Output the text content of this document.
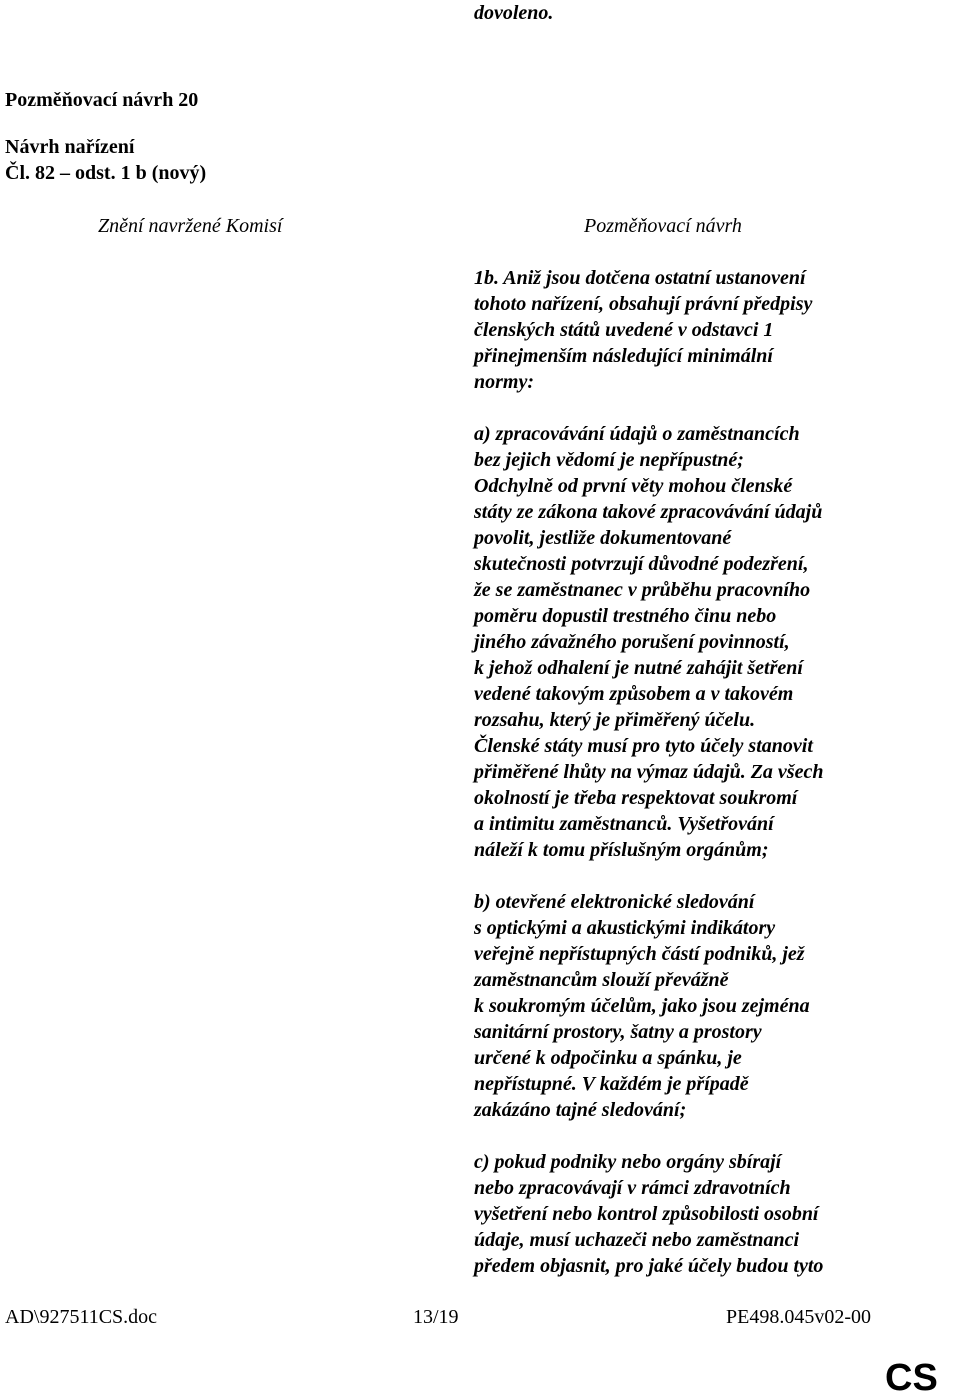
dovoleno.
Pozměňovací návrh 20
Návrh nařízení
Čl. 82 – odst. 1 b (nový)
Znění navržené Komisí	Pozměňovací návrh

1b. Aniž jsou dotčena ostatní ustanovení
tohoto nařízení, obsahují právní předpisy
členských států uvedené v odstavci 1
přinejmenším následující minimální
normy:

a) zpracovávání údajů o zaměstnancích
bez jejich vědomí je nepřípustné;
Odchylně od první věty mohou členské
státy ze zákona takové zpracovávání údajů
povolit, jestliže dokumentované
skutečnosti potvrzují důvodné podezření,
že se zaměstnanec v průběhu pracovního
poměru dopustil trestného činu nebo
jiného závažného porušení povinností,
k jehož odhalení je nutné zahájit šetření
vedené takovým způsobem a v takovém
rozsahu, který je přiměřený účelu.
Členské státy musí pro tyto účely stanovit
přiměřené lhůty na výmaz údajů. Za všech
okolností je třeba respektovat soukromí
a intimitu zaměstnanců. Vyšetřování
náleží k tomu příslušným orgánům;

b) otevřené elektronické sledování
s optickými a akustickými indikátory
veřejně nepřístupných částí podniků, jež
zaměstnancům slouží převážně
k soukromým účelům, jako jsou zejména
sanitární prostory, šatny a prostory
určené k odpočinku a spánku, je
nepřístupné. V každém je případě
zakázáno tajné sledování;

c) pokud podniky nebo orgány sbírají
nebo zpracovávají v rámci zdravotních
vyšetření nebo kontrol způsobilosti osobní
údaje, musí uchazeči nebo zaměstnanci
předem objasnit, pro jaké účely budou tyto

AD\927511CS.doc	13/19	PE498.045v02-00
CS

★ ★ ★

- **Task prompt**
Gather all lines from the records above in which "účely" appears.

- **Solution to the problem**
Členské státy musí pro tyto účely stanovit
předem objasnit, pro jaké účely budou tyto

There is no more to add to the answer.